== THE INPUT

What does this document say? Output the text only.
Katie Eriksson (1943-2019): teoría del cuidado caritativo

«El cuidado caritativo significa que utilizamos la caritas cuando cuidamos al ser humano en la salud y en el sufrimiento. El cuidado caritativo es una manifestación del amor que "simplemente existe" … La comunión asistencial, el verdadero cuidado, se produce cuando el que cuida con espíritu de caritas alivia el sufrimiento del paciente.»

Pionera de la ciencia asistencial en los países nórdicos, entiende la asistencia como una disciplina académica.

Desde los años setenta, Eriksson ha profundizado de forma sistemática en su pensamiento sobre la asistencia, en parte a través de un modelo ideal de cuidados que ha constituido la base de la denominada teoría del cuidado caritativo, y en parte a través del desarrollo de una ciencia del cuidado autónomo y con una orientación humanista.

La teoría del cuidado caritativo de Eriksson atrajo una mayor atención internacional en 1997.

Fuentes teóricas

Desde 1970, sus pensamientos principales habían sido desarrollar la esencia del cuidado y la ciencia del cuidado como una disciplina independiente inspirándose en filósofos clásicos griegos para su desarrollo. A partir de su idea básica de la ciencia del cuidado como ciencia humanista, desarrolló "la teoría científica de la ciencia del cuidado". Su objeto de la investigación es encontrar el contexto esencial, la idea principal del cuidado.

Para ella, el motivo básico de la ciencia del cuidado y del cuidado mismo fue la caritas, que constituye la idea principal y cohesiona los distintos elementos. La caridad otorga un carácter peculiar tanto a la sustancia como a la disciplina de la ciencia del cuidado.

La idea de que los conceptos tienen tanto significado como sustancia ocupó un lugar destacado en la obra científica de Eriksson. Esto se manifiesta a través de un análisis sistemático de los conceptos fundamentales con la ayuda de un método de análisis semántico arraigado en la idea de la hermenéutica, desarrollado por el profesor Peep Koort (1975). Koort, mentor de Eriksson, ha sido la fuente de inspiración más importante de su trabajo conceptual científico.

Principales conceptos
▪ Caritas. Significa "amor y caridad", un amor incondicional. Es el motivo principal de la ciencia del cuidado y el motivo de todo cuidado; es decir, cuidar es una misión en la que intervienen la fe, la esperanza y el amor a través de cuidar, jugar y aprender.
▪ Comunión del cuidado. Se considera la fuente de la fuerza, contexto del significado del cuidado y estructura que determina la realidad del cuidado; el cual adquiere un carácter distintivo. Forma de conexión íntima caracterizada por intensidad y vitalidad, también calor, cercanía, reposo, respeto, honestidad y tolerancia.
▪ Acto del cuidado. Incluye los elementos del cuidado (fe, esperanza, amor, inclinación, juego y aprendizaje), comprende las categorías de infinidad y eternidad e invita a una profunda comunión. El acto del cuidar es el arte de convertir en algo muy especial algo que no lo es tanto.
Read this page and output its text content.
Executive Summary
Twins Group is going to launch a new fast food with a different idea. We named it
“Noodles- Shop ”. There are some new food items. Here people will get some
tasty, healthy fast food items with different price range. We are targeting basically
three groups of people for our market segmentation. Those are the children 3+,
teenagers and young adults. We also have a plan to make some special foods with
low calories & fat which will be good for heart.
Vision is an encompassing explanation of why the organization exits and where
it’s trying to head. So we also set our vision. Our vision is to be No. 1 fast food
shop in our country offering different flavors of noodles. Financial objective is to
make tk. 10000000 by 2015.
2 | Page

====

▶ _EXERCISE DESCRIPTION_: Write out exactly the lines from the line holding "Read this page and output its text content." through the last line of the data, and nothing besides those lines.

▶ _REPLY_:
Read this page and output its text content.
Executive Summary
Twins Group is going to launch a new fast food with a different idea. We named it
“Noodles- Shop ”. There are some new food items. Here people will get some
tasty, healthy fast food items with different price range. We are targeting basically
three groups of people for our market segmentation. Those are the children 3+,
teenagers and young adults. We also have a plan to make some special foods with
low calories & fat which will be good for heart.
Vision is an encompassing explanation of why the organization exits and where
it’s trying to head. So we also set our vision. Our vision is to be No. 1 fast food
shop in our country offering different flavors of noodles. Financial objective is to
make tk. 10000000 by 2015.
2 | Page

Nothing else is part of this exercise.